◆ What you need to do: Show every line containing "party" by copying it.
** Start of Record list **
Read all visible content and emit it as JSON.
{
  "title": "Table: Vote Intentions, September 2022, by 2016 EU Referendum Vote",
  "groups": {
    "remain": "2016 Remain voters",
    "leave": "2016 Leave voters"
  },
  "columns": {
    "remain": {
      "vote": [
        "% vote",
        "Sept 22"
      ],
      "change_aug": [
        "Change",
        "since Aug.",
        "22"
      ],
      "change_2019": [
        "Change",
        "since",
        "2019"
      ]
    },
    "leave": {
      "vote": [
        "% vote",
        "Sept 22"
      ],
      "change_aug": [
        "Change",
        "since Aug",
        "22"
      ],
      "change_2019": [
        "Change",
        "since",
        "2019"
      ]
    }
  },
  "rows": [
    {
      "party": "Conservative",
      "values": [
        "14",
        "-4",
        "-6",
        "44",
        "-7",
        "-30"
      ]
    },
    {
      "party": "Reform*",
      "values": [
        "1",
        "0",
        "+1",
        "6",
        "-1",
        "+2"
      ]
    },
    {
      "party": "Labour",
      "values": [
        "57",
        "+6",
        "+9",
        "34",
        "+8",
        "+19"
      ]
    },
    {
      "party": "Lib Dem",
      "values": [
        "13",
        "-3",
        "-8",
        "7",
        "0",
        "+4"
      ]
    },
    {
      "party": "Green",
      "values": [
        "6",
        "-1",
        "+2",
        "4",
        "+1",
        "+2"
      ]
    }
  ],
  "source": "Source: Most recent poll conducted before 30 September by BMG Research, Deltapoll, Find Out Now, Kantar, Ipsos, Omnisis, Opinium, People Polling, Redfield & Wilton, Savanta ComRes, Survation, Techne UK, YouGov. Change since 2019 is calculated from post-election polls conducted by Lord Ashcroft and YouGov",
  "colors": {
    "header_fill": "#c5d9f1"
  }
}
** End of Record list **
◆ The completed task:
      "party": "Conservative",
      "party": "Reform*",
      "party": "Labour",
      "party": "Lib Dem",
      "party": "Green",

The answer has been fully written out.